#### [WHAT TO DO]
Look through the material below for "Divisional". Copy every line that contains it.

Extracted data entries:
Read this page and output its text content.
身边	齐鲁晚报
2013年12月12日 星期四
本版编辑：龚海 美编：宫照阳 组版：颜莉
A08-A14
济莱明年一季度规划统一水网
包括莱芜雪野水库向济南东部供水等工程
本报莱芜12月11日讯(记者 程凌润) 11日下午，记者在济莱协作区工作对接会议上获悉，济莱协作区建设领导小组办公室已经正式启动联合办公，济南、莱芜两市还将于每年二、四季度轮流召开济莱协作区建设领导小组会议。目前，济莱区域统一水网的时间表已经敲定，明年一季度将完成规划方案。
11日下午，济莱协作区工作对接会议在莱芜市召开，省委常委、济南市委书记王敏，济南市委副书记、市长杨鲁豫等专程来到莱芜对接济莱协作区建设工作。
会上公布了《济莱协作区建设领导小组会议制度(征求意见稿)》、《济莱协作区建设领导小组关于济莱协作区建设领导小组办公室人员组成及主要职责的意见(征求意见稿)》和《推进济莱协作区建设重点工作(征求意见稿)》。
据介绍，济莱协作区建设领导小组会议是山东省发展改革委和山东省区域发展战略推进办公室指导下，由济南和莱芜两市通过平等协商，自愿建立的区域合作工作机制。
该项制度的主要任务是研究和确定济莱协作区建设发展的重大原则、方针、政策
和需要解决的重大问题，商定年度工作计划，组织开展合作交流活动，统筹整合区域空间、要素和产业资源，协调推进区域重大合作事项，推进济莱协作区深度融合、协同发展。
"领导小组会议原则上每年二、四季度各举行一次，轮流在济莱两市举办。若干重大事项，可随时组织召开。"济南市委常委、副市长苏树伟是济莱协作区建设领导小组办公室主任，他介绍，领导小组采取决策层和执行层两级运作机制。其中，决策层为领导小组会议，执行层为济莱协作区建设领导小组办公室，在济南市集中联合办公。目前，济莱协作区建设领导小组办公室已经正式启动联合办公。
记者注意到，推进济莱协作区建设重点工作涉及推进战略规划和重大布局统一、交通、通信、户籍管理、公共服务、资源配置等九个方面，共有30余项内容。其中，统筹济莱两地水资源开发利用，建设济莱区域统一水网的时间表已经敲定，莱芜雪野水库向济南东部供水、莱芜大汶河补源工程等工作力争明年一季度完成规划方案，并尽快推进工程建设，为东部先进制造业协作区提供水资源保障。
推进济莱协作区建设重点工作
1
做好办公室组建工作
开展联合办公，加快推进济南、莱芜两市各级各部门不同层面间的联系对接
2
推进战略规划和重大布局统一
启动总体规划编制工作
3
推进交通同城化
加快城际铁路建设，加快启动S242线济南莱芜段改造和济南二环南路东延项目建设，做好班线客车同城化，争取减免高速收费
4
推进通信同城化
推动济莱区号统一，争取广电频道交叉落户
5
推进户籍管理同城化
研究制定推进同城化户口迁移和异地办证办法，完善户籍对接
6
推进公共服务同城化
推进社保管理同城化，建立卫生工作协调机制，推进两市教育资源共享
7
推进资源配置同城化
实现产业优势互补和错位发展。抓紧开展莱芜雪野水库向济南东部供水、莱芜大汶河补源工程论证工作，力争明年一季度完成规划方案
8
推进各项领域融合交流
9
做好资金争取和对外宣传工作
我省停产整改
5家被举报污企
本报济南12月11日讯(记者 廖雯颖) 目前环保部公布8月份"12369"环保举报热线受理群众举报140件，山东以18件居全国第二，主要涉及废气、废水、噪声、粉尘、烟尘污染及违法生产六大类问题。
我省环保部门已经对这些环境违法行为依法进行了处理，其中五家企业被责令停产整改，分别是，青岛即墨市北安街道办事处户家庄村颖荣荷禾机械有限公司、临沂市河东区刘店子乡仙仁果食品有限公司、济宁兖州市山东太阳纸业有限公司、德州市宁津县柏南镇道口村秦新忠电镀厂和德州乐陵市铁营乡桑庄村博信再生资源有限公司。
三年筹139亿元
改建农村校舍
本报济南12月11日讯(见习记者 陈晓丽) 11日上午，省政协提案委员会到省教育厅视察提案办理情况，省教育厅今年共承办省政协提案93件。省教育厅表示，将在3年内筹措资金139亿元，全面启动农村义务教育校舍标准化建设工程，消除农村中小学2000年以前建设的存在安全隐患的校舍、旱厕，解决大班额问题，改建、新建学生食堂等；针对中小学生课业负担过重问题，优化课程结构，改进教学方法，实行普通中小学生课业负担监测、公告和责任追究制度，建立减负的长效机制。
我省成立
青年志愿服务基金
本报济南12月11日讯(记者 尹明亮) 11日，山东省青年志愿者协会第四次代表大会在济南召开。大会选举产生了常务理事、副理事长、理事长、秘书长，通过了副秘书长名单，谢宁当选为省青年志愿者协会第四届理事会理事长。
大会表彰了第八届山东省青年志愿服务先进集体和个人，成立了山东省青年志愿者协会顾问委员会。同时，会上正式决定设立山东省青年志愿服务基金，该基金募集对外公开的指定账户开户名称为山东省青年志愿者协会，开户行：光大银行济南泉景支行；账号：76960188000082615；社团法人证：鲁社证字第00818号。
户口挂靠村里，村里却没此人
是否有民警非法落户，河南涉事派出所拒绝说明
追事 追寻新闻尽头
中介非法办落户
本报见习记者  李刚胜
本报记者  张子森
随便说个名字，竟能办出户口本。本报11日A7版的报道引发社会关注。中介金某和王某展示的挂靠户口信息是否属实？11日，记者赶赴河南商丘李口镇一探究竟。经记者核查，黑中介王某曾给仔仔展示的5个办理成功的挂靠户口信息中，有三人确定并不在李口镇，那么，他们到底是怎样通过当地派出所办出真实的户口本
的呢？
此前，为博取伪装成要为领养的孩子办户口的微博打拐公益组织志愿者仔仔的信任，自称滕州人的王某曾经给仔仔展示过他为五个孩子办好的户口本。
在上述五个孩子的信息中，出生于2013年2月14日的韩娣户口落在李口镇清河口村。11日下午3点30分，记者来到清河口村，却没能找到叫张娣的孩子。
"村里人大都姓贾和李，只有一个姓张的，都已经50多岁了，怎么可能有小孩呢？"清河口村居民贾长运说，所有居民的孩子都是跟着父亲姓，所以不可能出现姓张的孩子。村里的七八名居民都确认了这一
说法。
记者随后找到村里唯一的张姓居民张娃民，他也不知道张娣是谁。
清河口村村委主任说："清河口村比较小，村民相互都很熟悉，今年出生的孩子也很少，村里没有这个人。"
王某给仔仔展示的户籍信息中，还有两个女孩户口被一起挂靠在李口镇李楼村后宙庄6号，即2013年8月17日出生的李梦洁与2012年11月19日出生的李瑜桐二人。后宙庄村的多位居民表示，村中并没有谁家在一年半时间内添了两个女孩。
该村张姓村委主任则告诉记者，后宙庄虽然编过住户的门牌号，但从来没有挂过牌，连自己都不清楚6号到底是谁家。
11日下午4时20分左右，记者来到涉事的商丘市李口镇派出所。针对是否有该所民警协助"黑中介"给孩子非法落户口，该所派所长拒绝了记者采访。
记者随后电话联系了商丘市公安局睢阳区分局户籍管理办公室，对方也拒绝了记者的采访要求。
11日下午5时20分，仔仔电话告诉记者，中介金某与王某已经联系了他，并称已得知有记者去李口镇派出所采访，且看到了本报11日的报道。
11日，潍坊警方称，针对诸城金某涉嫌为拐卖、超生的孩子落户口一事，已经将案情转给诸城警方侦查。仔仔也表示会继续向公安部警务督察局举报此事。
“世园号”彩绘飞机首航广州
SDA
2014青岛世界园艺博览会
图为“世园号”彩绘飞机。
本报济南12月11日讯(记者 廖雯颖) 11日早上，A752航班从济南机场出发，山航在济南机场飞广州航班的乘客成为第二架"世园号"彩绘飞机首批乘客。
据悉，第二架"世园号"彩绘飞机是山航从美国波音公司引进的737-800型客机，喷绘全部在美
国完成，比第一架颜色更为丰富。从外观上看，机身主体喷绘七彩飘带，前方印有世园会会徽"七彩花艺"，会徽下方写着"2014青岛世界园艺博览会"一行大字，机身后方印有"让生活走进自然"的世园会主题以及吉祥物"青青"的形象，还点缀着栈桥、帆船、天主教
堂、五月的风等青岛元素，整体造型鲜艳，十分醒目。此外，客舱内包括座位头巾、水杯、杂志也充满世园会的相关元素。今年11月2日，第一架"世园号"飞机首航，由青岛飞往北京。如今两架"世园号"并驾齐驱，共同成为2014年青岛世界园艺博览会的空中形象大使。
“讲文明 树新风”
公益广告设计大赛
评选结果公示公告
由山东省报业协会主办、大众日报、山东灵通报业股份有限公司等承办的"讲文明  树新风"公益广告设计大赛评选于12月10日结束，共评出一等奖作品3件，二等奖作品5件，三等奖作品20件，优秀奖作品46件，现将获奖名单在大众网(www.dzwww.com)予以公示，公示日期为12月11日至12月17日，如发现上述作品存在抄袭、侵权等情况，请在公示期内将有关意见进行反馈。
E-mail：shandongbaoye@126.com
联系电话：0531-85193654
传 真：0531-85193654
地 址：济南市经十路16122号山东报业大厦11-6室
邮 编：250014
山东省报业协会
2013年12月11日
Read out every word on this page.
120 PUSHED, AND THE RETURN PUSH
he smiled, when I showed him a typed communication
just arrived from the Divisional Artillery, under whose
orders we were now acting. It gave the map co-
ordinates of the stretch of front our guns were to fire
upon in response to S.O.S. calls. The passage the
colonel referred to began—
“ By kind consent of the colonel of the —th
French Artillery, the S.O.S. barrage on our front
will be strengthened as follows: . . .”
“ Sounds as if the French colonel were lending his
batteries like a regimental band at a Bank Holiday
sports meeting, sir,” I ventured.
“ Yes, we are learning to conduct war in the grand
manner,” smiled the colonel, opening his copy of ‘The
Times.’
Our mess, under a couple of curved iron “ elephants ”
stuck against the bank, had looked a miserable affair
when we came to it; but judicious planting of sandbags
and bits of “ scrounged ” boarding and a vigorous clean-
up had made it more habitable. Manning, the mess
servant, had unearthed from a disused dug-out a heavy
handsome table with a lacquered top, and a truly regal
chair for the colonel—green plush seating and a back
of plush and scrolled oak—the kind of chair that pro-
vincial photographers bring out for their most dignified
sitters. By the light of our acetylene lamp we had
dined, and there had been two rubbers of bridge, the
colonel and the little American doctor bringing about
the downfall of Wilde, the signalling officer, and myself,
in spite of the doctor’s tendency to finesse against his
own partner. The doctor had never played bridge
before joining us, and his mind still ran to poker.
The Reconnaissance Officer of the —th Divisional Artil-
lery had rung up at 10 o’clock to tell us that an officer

#### [SOLUTION FOR THIS TASK]
just arrived from the Divisional Artillery, under whose
The Reconnaissance Officer of the —th Divisional Artil-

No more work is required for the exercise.